*Bacaan Sumber*
——

Wujud Allah bukan wujud mahluk itu sendiri.
2.
Fazlur
Rahman
Untuk melacak Pemikiran Rahman di bidang tasawuf, dapat diketahui
dari pandangannya tentang perjalanan spiritual dalam Islam. Baginya
spiritualisme itu telah ada semenjak Nabi Muhammad saw, dan ia
sebagai penunjang misi
kenabian dan kerasulannya,
namun para sahabat tidak mempersoalkannya, sebab
mereka dituntut melaksanakan perintah dan meninggalkan
larangan-Nya. Pengalaman spiritual dianggapnya
sebagai kekhususannya. Dalam
perkembangan selanjutnya, penanaman taat
terhadap hukum Tuhan, lama-kelamaan menjadi tahapan khusus
interiorisasi dan introspeksi motif moral, hal inilah yang
menjadi landasan kehidupan
asketisme Islam yang
berkembang dengan pesat pada abad
VII dan VIII M.[32]
Praktek
tersebut mendapat dorongan
kuat dari realitas
sosial, ekonomi dan keberagamaan masyarakat,
khususnya penguasa Dinasti
Umayyah, maka ada sekelompok yang
rupanya meningkatkan kesalehannya
secara individual. Dengan demikian gerakan
ini adalah murni
etis dengan pendalaman
motif etis. Juga didorong oleh adanya fenomena
isolasi politik, agar
umat terlepas dari
percaturan politik dan kenegaraan serta umat secara keseluruhan, bahkan
sampai pada anjuran untuk uzlah ke gua, ditambah lagi reaksi terhadap
formalisme dan legalisme dalam Islam.[33]
Kehidupan asketisme merupakan
awal kehidupan tasawuf
yang merupakan reaksi atau
protes moral spiritual
dari keadaan pada
waktu itu[34], yang
akhirnya membawa sikap
isolasi para sufi terhadap
dunia, dan sikap sinisme
politik akan menimbulkan
pesimisme. Rahman sangat
tidak sepakat dengan model
kehidupan yang demikian
tersebut dan keduanya
bertentangan dengan ajaran al-Quran,
sebab yang utama
dalam al-Quran adalah
imlpementasi aktual dari citra
moral secara realistik
dalam suatu konteks
sosial[35].

——

*Catatan Mentah*
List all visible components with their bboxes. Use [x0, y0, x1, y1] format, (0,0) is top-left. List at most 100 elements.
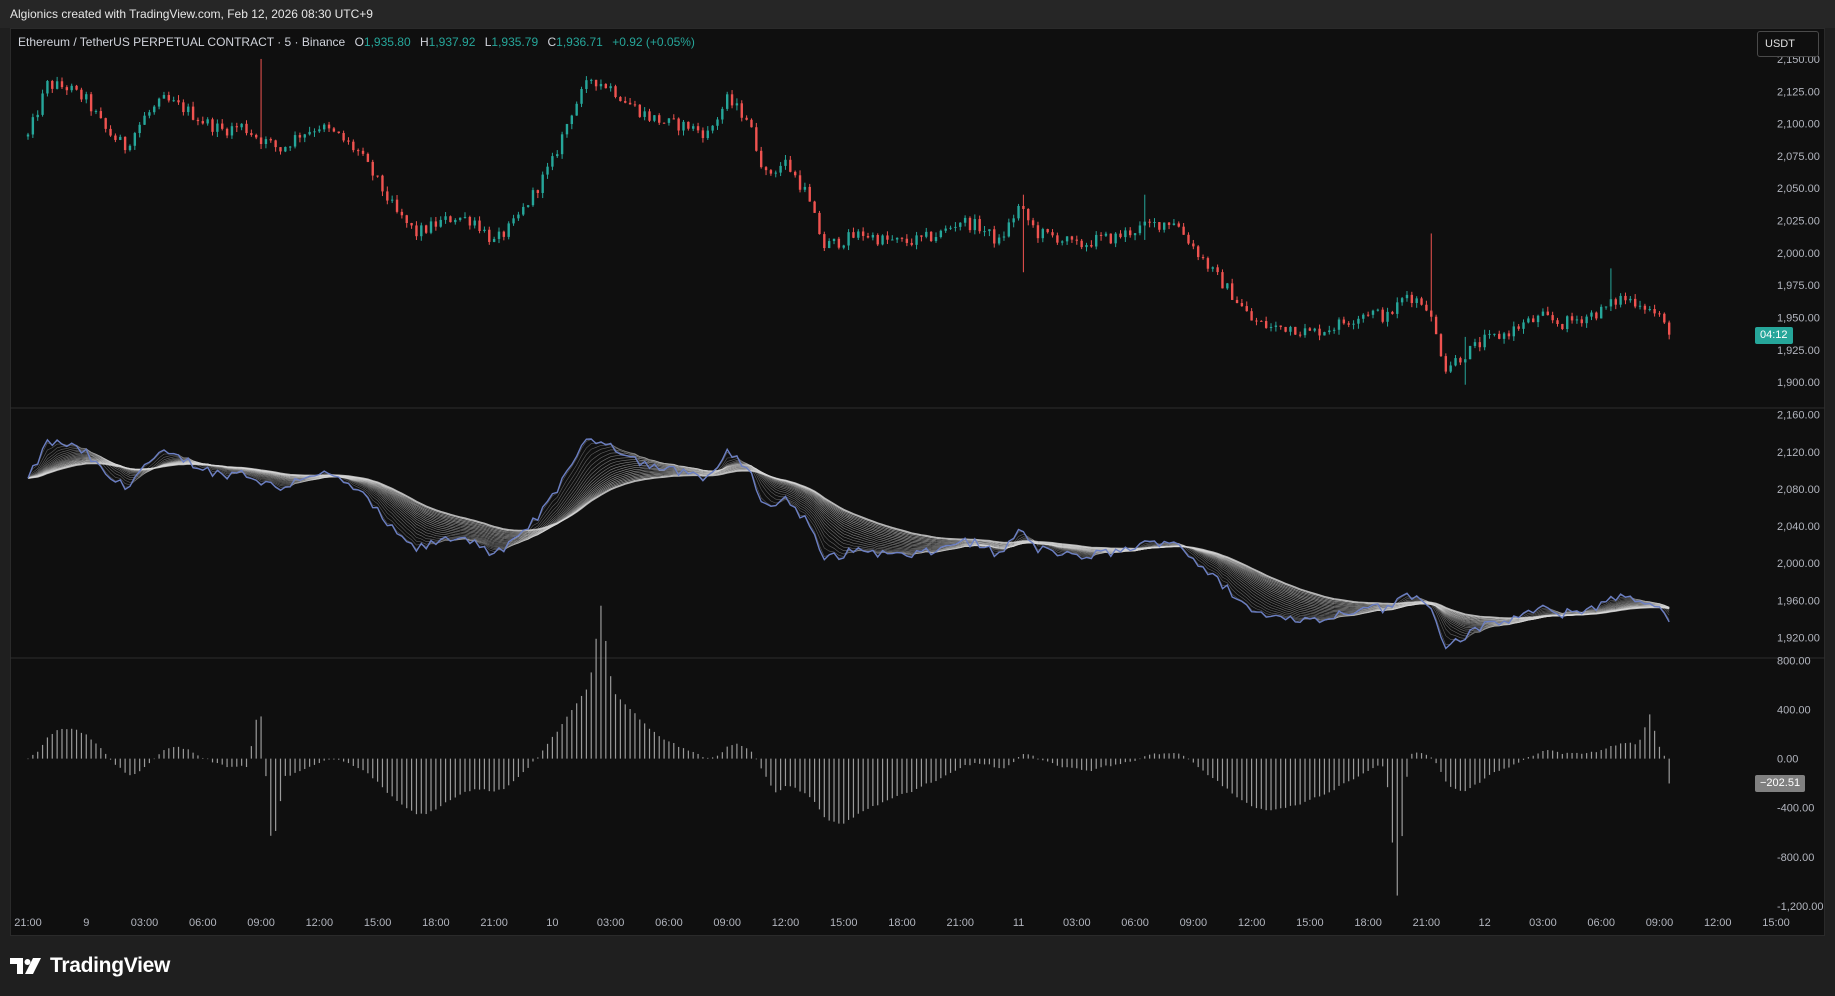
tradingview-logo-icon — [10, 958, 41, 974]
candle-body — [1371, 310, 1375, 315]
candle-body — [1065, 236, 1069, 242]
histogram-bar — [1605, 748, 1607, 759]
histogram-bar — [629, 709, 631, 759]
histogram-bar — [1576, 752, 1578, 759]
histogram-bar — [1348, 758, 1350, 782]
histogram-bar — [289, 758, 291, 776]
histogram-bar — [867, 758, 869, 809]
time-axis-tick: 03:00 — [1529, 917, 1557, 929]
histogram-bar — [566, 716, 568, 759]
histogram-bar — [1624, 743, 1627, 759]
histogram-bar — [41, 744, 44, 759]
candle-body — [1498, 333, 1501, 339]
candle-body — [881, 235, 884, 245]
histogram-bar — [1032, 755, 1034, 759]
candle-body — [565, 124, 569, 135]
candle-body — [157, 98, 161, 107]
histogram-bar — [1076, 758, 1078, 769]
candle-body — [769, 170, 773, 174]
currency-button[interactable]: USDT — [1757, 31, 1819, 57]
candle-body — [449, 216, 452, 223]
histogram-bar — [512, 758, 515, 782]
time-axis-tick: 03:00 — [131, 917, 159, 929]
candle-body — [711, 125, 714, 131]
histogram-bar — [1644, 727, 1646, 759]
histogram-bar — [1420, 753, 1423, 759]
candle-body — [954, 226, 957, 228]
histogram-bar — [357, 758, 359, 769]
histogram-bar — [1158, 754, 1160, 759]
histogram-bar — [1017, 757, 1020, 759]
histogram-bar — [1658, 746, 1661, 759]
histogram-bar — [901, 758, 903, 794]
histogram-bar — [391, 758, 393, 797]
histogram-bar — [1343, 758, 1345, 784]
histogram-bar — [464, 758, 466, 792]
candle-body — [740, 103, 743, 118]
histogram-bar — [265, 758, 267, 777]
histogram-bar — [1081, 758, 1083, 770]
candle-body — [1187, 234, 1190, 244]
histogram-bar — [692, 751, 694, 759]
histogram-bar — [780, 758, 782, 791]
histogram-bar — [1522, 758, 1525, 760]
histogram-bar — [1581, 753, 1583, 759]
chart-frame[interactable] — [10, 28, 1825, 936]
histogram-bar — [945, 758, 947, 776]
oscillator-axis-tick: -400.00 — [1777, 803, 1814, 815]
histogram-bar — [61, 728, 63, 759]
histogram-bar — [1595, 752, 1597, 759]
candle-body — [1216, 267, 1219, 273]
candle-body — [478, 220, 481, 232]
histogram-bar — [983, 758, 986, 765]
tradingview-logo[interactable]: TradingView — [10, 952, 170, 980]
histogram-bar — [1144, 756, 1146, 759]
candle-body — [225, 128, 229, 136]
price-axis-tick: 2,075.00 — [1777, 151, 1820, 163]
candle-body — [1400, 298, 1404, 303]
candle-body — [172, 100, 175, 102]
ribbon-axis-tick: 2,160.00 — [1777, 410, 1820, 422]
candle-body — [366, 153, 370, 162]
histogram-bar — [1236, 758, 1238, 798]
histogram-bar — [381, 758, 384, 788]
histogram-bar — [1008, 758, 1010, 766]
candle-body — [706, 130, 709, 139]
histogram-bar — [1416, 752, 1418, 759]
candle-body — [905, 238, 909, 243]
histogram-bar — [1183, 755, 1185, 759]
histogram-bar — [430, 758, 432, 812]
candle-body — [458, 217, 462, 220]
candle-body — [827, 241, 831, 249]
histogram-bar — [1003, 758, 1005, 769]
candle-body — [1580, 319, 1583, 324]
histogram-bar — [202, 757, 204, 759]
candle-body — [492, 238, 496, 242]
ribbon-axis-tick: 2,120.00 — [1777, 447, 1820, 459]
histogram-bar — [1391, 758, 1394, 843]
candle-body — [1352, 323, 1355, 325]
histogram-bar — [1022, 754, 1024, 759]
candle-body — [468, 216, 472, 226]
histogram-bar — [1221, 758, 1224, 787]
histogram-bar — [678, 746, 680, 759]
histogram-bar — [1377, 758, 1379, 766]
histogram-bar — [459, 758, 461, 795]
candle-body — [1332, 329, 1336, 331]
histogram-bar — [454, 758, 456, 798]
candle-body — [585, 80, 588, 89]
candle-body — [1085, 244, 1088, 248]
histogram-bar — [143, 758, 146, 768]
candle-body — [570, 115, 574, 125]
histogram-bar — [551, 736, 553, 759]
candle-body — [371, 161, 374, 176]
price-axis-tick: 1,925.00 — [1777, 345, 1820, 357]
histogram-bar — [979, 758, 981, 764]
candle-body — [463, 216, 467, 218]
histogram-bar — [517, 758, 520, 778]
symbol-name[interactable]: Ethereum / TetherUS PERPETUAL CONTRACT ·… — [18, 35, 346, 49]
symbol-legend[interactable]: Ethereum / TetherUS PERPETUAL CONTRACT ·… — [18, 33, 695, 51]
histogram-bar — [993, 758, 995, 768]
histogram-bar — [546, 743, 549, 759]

——

*Tujuan A*
Jawablah pertanyaan berikut berdasarkan bacaan tentang Fazlur Rahman.
(i) Pada abad berapa asketisme Islam berkembang dengan pesat?
(ii) Penguasa dinasti apa yang disebut dalam bacaan?
(iii) Ke mana uzlah dianjurkan?
*Tujuan B*
Tentukan apakah setiap pernyataan berikut sesuai dengan bacaan tentang Fazlur Rahman, lalu kutip kata-kata bacaan yang menjadi dasarnya.
(i) Rahman sependapat dengan model kehidupan yang membawa sikap isolasi para sufi terhadap dunia.
(ii) Menurut Rahman, spiritualisme telah ada semenjak Nabi Muhammad saw.
(iii) Para sahabat mempersoalkan spiritualisme.
Catatan-catatan ini tidak berkaitan dengan bacaan tentang Fazlur Rahman.

*Hasil Latihan A*
(i) Abad VII dan VIII M.
(ii) Dinasti Umayyah.
(iii) Ke gua.

*Hasil Latihan B*
(i) Tidak. "Rahman sangat tidak sepakat dengan model kehidupan yang demikian tersebut"
(ii) Ya. "spiritualisme itu telah ada semenjak Nabi Muhammad saw"
(iii) Tidak. "namun para sahabat tidak mempersoalkannya"